--- START ITEMS ---
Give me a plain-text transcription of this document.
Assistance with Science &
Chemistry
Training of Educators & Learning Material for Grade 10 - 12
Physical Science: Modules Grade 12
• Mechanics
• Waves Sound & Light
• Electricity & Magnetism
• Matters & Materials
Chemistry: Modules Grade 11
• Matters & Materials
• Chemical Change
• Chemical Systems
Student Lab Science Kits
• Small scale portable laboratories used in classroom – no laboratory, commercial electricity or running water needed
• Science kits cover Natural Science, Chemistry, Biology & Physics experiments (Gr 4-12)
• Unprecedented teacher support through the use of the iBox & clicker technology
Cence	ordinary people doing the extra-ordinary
--- END ITEMS ---
▶ EXERCISE
Show all lines in the entries above where the string "Science" appears.

▶ ANSWER BELOW
Assistance with Science &
Physical Science: Modules Grade 12
Student Lab Science Kits
• Science kits cover Natural Science, Chemistry, Biology & Physics experiments (Gr 4-12)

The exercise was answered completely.